## MATERIAL TO PROCESS

——

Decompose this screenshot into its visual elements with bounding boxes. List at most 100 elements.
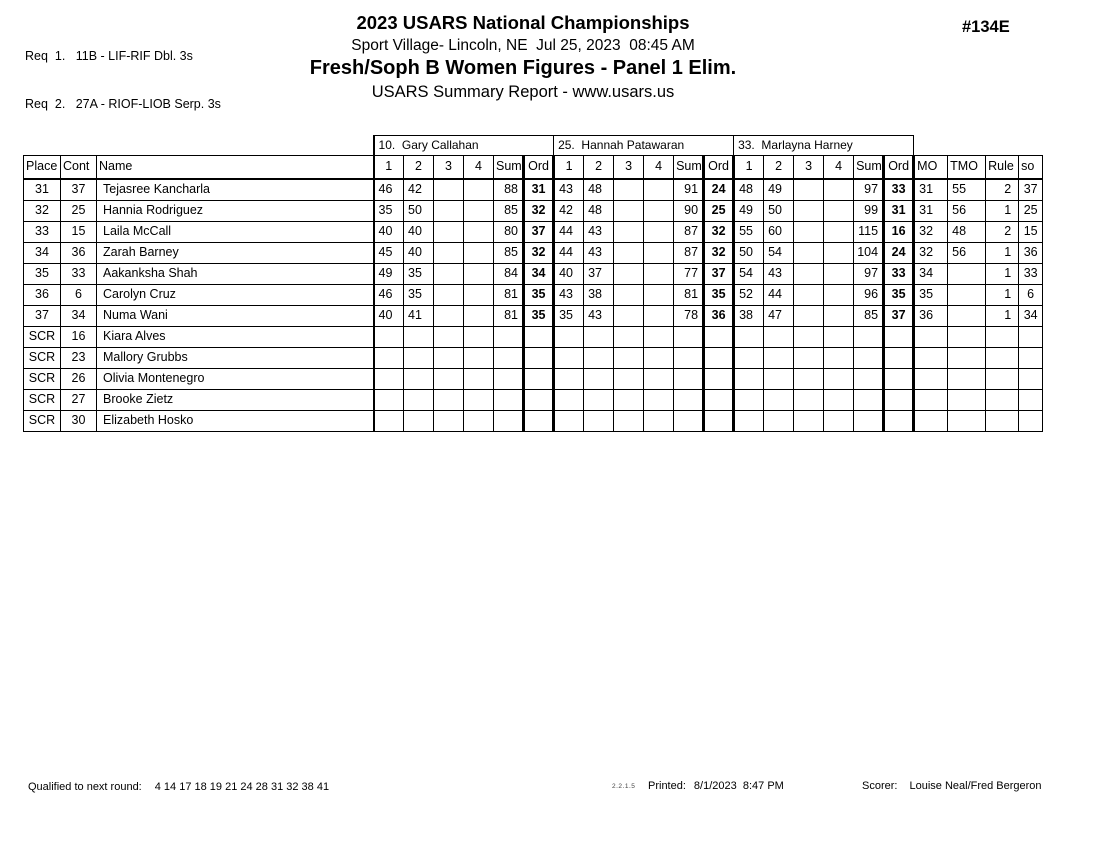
sum-cell (853, 410, 885, 432)
name-cell: Brooke Zietz (95, 389, 375, 411)
req-1-line: Req 1. 11B - LIF-RIF Dbl. 3s (25, 49, 193, 63)
cont-cell: 27 (60, 389, 97, 411)
sum-cell: 80 (493, 221, 525, 243)
printed-label: Printed: (648, 780, 686, 792)
ord-cell (882, 389, 916, 411)
score-cell (823, 221, 855, 243)
rule-cell: 2 (985, 178, 1020, 201)
name-cell: Numa Wani (95, 305, 375, 327)
printed-line: Printed: 8/1/2023 8:47 PM (648, 780, 784, 792)
col-header-place: Place (23, 155, 61, 180)
score-cell: 40 (403, 221, 435, 243)
score-cell: 42 (553, 200, 585, 222)
req-2-line: Req 2. 27A - RIOF-LIOB Serp. 3s (25, 97, 221, 111)
cont-cell: 34 (60, 305, 97, 327)
event-number: #134E (962, 18, 1010, 36)
score-cell: 52 (733, 284, 765, 306)
ord-cell: 33 (882, 178, 916, 201)
name-cell: Olivia Montenegro (95, 368, 375, 390)
ord-cell: 24 (882, 242, 916, 264)
score-cell (463, 389, 495, 411)
ord-cell: 36 (702, 305, 736, 327)
score-cell: 40 (553, 263, 585, 285)
score-cell (823, 305, 855, 327)
cont-cell: 25 (60, 200, 97, 222)
report-type-line: USARS Summary Report - www.usars.us (371, 83, 675, 101)
tmo-cell (947, 284, 987, 306)
tmo-cell: 48 (947, 221, 987, 243)
score-cell (463, 326, 495, 348)
place-cell: SCR (23, 347, 61, 369)
score-cell: 50 (733, 242, 765, 264)
so-cell: 6 (1018, 284, 1044, 306)
score-cell (553, 410, 585, 432)
ord-cell: 35 (522, 305, 556, 327)
score-cell: 43 (583, 221, 615, 243)
ord-cell (882, 368, 916, 390)
score-cell: 49 (763, 178, 795, 201)
column-header-row: Place Cont Name 1 2 3 4 Sum Ord 1 2 3 4 … (23, 155, 1044, 180)
score-cell (403, 326, 435, 348)
score-cell (793, 221, 825, 243)
championship-title: 2023 USARS National Championships (356, 12, 690, 33)
score-cell (793, 347, 825, 369)
score-cell (613, 326, 645, 348)
ord-cell: 35 (522, 284, 556, 306)
score-cell (372, 410, 405, 432)
ord-cell: 34 (522, 263, 556, 285)
qualified-numbers: 4 14 17 18 19 21 24 28 31 32 38 41 (154, 781, 330, 793)
col-header-so: so (1018, 155, 1044, 180)
mo-cell (913, 326, 949, 348)
score-cell (643, 284, 675, 306)
name-cell: Carolyn Cruz (95, 284, 375, 306)
ord-cell: 32 (522, 200, 556, 222)
results-table: 10. Gary Callahan 25. Hannah Patawaran 3… (23, 135, 1044, 432)
col-header-j1-sum: Sum (493, 155, 525, 180)
sum-cell (493, 389, 525, 411)
qualified-line: Qualified to next round: 4 14 17 18 19 21… (28, 781, 329, 793)
mo-cell: 31 (913, 200, 949, 222)
sum-cell: 97 (853, 263, 885, 285)
cont-cell: 16 (60, 326, 97, 348)
score-cell: 41 (403, 305, 435, 327)
so-cell (1018, 326, 1044, 348)
tmo-cell: 56 (947, 200, 987, 222)
score-cell (613, 305, 645, 327)
score-cell (793, 200, 825, 222)
tmo-cell (947, 368, 987, 390)
score-cell: 60 (763, 221, 795, 243)
score-cell (643, 389, 675, 411)
score-cell: 54 (763, 242, 795, 264)
sum-cell (673, 410, 705, 432)
sum-cell: 77 (673, 263, 705, 285)
score-cell: 49 (733, 200, 765, 222)
col-header-j2-2: 2 (583, 155, 615, 180)
rule-cell: 1 (985, 200, 1020, 222)
sum-cell: 78 (673, 305, 705, 327)
ord-cell (702, 326, 736, 348)
sum-cell: 84 (493, 263, 525, 285)
judge-2-header: 25. Hannah Patawaran (553, 135, 735, 156)
col-header-j2-sum: Sum (673, 155, 705, 180)
score-cell (793, 389, 825, 411)
col-header-tmo: TMO (947, 155, 987, 180)
score-cell (793, 263, 825, 285)
score-cell (372, 347, 405, 369)
table-row: 36 6 Carolyn Cruz 46 35 81 35 43 38 81 35 52 44 96 35 3… (23, 284, 1044, 306)
judge-3-header: 33. Marlayna Harney (733, 135, 915, 156)
name-cell: Aakanksha Shah (95, 263, 375, 285)
place-cell: 34 (23, 242, 61, 264)
sum-cell: 99 (853, 200, 885, 222)
ord-cell: 37 (702, 263, 736, 285)
col-header-j2-1: 1 (553, 155, 585, 180)
ord-cell: 31 (882, 200, 916, 222)
score-cell (643, 221, 675, 243)
sum-cell (853, 368, 885, 390)
ord-cell (522, 347, 556, 369)
score-cell (463, 221, 495, 243)
ord-cell (882, 326, 916, 348)
score-cell: 50 (403, 200, 435, 222)
score-cell (823, 410, 855, 432)
score-cell: 46 (372, 178, 405, 201)
score-cell (433, 284, 465, 306)
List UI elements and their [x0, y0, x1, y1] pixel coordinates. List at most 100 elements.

——

Which lines in the entries above contain the string "Carolyn" with the same capitalization? Gather each one and copy it in full.

## THE RESULT
name-cell: Carolyn Cruz (95, 284, 375, 306)
table-row: 36 6 Carolyn Cruz 46 35 81 35 43 38 81 35 52 44 96 35 3… (23, 284, 1044, 306)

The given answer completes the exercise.